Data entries
## start

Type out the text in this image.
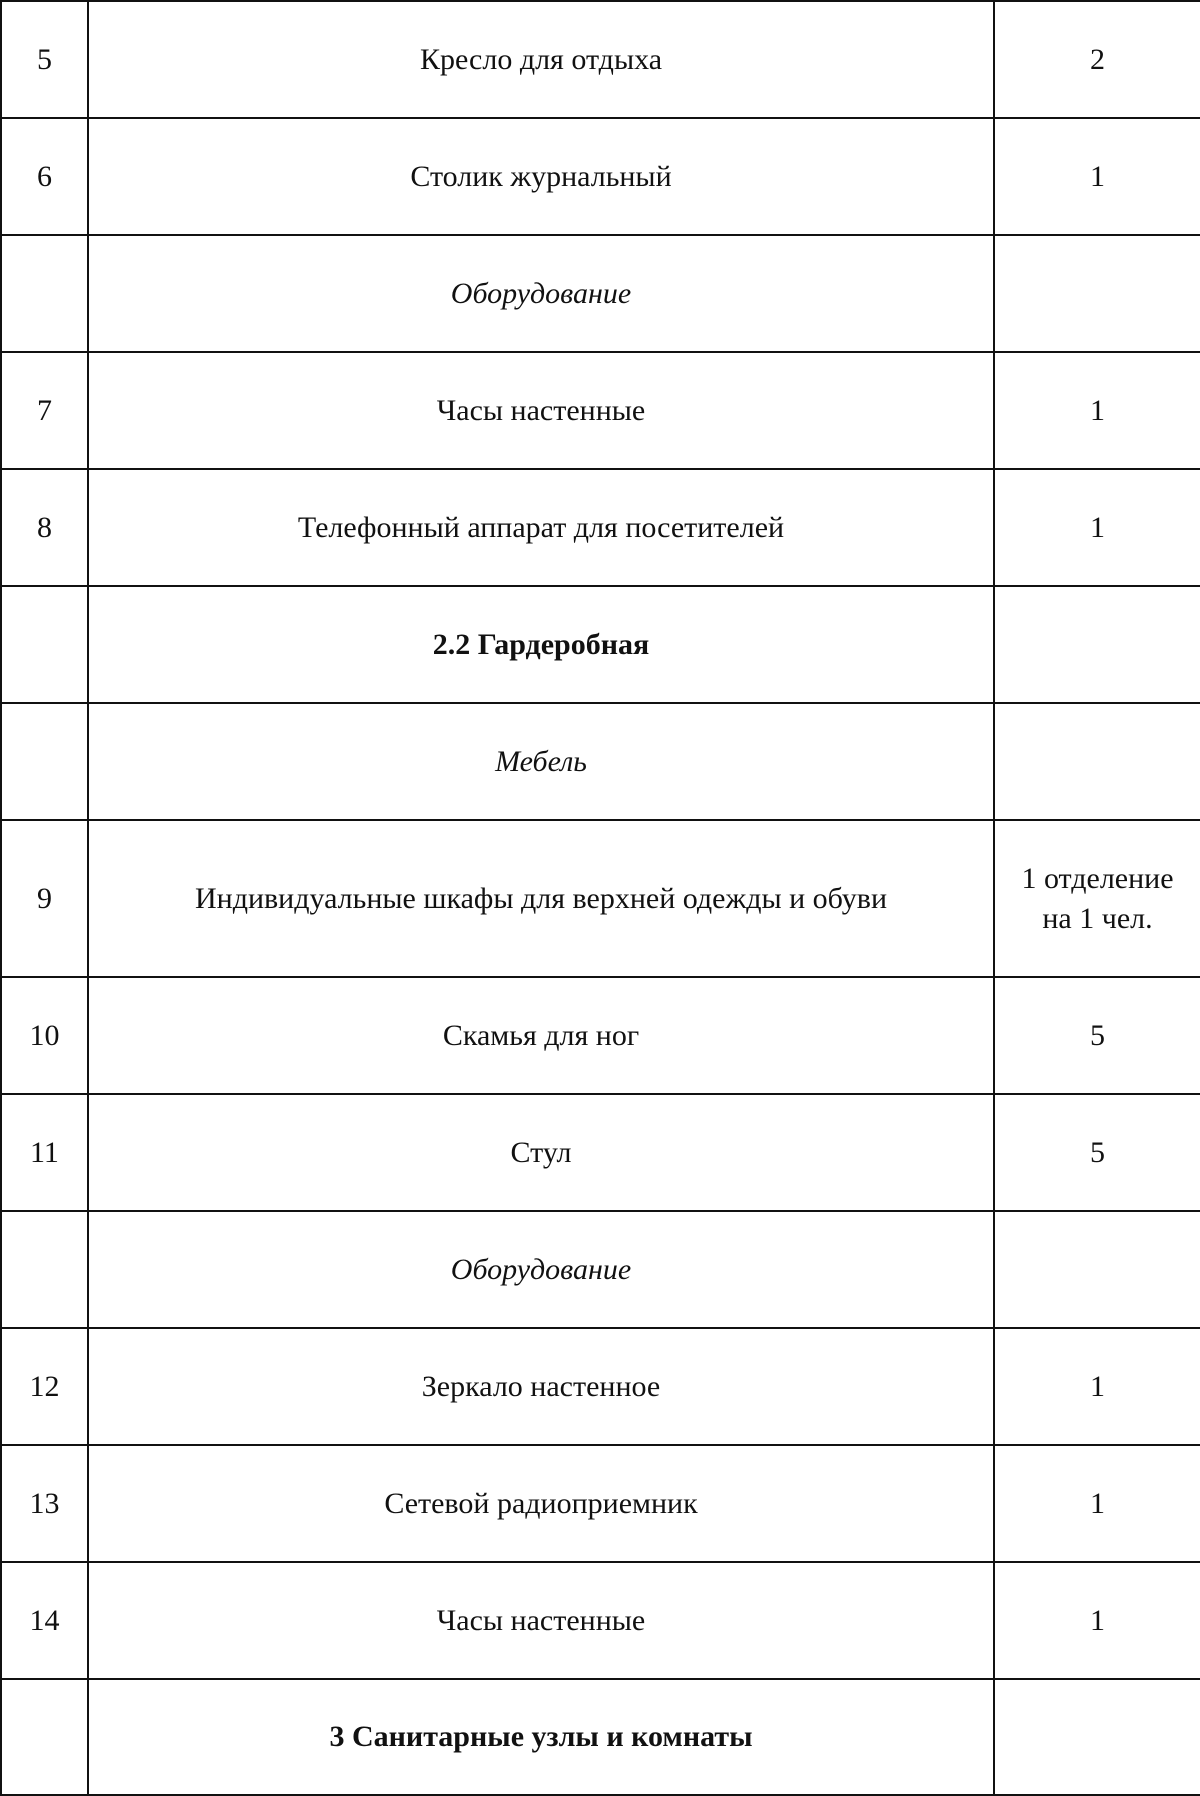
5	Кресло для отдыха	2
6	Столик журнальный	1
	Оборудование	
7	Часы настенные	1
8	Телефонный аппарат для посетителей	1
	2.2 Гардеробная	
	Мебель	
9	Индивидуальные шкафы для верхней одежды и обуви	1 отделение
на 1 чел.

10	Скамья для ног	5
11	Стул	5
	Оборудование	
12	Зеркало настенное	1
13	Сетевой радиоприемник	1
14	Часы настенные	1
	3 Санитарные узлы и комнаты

## end

**Task to complete:** Leave out the pictures and copy every record above exactly.

**Written response:**
Type out the text in this image.
5	Кресло для отдыха	2
6	Столик журнальный	1
	Оборудование	
7	Часы настенные	1
8	Телефонный аппарат для посетителей	1
	2.2 Гардеробная	
	Мебель	
9	Индивидуальные шкафы для верхней одежды и обуви	1 отделение
на 1 чел.

10	Скамья для ног	5
11	Стул	5
	Оборудование	
12	Зеркало настенное	1
13	Сетевой радиоприемник	1
14	Часы настенные	1
	3 Санитарные узлы и комнаты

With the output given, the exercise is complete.